Work required: The exercise asks you to copy every line below in which "验证报告" appears.

Excerpt from a dataset:
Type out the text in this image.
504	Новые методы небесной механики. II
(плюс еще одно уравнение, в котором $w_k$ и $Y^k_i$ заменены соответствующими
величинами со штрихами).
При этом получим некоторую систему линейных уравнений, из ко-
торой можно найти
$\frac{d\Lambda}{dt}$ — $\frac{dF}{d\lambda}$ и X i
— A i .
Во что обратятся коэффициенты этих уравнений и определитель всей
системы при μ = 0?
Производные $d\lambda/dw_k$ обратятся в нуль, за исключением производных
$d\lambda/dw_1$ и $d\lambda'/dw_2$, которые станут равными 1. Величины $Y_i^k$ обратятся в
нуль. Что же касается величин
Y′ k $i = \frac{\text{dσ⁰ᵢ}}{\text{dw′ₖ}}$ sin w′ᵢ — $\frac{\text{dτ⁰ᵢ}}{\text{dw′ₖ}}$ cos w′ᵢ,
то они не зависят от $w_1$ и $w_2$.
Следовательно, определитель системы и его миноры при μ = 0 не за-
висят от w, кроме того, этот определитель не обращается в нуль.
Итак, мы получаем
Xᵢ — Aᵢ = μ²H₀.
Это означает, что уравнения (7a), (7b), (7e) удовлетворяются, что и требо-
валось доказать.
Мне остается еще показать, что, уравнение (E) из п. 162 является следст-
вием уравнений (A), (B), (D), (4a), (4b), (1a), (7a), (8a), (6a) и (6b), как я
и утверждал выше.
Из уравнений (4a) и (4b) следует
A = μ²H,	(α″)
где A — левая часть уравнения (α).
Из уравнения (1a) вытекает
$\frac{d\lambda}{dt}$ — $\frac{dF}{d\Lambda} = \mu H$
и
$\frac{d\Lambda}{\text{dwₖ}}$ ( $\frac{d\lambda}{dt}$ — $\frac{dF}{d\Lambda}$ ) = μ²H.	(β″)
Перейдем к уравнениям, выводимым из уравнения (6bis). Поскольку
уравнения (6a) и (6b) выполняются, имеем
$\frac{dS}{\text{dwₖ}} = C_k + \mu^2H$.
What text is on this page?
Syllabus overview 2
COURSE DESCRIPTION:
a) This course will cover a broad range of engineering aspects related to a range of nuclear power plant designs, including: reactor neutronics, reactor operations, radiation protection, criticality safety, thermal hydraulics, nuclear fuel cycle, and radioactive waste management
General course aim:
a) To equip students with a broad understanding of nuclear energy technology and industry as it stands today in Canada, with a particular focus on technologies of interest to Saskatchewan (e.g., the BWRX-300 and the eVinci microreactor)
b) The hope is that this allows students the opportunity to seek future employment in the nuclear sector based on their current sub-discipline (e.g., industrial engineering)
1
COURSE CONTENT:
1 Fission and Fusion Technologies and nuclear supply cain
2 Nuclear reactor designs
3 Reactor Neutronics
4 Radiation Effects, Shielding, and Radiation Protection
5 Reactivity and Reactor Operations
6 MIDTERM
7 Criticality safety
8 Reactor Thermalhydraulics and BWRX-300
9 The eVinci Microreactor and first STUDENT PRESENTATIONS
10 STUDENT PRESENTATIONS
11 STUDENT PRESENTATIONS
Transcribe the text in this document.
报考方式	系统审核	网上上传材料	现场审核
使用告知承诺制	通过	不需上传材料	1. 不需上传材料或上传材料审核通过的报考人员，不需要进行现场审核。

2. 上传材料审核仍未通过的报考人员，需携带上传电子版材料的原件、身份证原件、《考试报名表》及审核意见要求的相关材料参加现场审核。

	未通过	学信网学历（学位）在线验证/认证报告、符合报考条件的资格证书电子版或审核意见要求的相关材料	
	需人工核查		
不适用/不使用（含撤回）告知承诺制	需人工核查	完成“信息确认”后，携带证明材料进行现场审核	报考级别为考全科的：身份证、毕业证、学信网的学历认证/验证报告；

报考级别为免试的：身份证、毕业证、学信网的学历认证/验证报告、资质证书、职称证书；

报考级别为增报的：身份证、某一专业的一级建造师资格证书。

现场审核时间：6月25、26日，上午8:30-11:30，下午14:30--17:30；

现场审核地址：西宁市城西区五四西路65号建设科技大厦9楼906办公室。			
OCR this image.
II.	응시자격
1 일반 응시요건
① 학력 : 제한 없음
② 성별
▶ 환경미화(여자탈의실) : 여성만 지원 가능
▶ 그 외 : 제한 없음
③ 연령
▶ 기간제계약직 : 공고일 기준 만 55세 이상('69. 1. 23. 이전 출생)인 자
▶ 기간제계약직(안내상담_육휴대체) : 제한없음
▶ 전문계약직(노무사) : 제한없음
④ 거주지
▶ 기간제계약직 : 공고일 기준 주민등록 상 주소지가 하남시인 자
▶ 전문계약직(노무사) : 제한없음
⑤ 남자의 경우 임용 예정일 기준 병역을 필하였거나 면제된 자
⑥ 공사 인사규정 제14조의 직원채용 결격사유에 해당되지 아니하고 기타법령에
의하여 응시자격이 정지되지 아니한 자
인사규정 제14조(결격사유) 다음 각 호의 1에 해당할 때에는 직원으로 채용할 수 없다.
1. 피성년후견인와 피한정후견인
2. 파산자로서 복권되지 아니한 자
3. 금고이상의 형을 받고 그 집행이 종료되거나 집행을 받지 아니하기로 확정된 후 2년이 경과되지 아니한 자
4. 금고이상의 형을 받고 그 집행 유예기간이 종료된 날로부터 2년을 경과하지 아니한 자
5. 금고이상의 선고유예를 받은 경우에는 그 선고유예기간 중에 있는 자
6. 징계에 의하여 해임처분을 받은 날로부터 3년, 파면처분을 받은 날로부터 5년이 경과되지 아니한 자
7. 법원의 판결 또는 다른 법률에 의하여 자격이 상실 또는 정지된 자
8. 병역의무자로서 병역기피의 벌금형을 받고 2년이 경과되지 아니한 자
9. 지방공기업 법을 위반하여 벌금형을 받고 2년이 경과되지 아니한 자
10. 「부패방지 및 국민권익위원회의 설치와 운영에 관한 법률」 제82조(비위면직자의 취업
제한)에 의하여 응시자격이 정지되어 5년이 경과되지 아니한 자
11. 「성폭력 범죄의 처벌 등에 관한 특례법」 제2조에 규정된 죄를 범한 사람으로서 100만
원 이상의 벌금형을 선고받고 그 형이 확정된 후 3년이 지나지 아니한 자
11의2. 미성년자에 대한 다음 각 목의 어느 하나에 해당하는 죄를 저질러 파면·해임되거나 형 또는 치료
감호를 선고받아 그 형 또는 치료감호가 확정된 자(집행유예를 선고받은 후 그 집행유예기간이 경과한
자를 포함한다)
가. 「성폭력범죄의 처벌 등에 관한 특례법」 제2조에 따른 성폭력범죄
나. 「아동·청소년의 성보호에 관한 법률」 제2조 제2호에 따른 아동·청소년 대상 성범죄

Finished exercise:
不适用/不使用（含撤回）告知承诺制	需人工核查	完成“信息确认”后，携带证明材料进行现场审核	报考级别为考全科的：身份证、毕业证、学信网的学历认证/验证报告；
报考级别为免试的：身份证、毕业证、学信网的学历认证/验证报告、资质证书、职称证书；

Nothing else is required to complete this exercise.